TASK: Read the data and repeat all of it exactly.

● ● ● ● ● ● ●

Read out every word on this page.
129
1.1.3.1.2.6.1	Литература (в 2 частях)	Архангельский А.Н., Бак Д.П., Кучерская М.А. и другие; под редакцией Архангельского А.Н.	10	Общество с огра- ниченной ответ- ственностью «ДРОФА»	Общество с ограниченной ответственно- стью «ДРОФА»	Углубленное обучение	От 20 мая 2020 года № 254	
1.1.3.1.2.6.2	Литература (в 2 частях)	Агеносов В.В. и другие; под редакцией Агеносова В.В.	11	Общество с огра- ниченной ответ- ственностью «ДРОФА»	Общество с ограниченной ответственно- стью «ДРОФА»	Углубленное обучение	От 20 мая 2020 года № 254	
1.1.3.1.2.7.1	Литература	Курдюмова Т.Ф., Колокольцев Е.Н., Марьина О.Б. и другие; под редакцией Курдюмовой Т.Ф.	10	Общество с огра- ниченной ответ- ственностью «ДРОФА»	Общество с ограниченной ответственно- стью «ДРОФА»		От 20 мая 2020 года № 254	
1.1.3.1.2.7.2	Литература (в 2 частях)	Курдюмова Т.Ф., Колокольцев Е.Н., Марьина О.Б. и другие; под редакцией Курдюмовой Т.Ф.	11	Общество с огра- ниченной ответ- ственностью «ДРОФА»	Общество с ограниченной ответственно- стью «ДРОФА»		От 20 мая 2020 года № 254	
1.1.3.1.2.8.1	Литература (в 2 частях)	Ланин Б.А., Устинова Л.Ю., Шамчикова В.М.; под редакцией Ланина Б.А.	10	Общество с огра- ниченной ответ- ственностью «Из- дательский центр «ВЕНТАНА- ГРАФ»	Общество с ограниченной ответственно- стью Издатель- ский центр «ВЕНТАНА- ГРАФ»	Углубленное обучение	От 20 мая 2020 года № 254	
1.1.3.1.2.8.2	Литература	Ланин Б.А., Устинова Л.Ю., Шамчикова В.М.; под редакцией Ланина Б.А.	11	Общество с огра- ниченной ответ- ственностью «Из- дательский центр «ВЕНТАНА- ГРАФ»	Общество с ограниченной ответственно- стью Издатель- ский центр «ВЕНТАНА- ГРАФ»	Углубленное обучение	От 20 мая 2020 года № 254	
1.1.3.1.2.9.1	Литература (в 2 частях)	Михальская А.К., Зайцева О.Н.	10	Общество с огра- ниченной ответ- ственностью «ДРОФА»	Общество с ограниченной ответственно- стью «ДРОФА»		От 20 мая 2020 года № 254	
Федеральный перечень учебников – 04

● ● ● ● ● ● ●

SOLUTION:
Read out every word on this page.
129
1.1.3.1.2.6.1	Литература (в 2 частях)	Архангельский А.Н., Бак Д.П., Кучерская М.А. и другие; под редакцией Архангельского А.Н.	10	Общество с огра- ниченной ответ- ственностью «ДРОФА»	Общество с ограниченной ответственно- стью «ДРОФА»	Углубленное обучение	От 20 мая 2020 года № 254	
1.1.3.1.2.6.2	Литература (в 2 частях)	Агеносов В.В. и другие; под редакцией Агеносова В.В.	11	Общество с огра- ниченной ответ- ственностью «ДРОФА»	Общество с ограниченной ответственно- стью «ДРОФА»	Углубленное обучение	От 20 мая 2020 года № 254	
1.1.3.1.2.7.1	Литература	Курдюмова Т.Ф., Колокольцев Е.Н., Марьина О.Б. и другие; под редакцией Курдюмовой Т.Ф.	10	Общество с огра- ниченной ответ- ственностью «ДРОФА»	Общество с ограниченной ответственно- стью «ДРОФА»		От 20 мая 2020 года № 254	
1.1.3.1.2.7.2	Литература (в 2 частях)	Курдюмова Т.Ф., Колокольцев Е.Н., Марьина О.Б. и другие; под редакцией Курдюмовой Т.Ф.	11	Общество с огра- ниченной ответ- ственностью «ДРОФА»	Общество с ограниченной ответственно- стью «ДРОФА»		От 20 мая 2020 года № 254	
1.1.3.1.2.8.1	Литература (в 2 частях)	Ланин Б.А., Устинова Л.Ю., Шамчикова В.М.; под редакцией Ланина Б.А.	10	Общество с огра- ниченной ответ- ственностью «Из- дательский центр «ВЕНТАНА- ГРАФ»	Общество с ограниченной ответственно- стью Издатель- ский центр «ВЕНТАНА- ГРАФ»	Углубленное обучение	От 20 мая 2020 года № 254	
1.1.3.1.2.8.2	Литература	Ланин Б.А., Устинова Л.Ю., Шамчикова В.М.; под редакцией Ланина Б.А.	11	Общество с огра- ниченной ответ- ственностью «Из- дательский центр «ВЕНТАНА- ГРАФ»	Общество с ограниченной ответственно- стью Издатель- ский центр «ВЕНТАНА- ГРАФ»	Углубленное обучение	От 20 мая 2020 года № 254	
1.1.3.1.2.9.1	Литература (в 2 частях)	Михальская А.К., Зайцева О.Н.	10	Общество с огра- ниченной ответ- ственностью «ДРОФА»	Общество с ограниченной ответственно- стью «ДРОФА»		От 20 мая 2020 года № 254	
Федеральный перечень учебников – 04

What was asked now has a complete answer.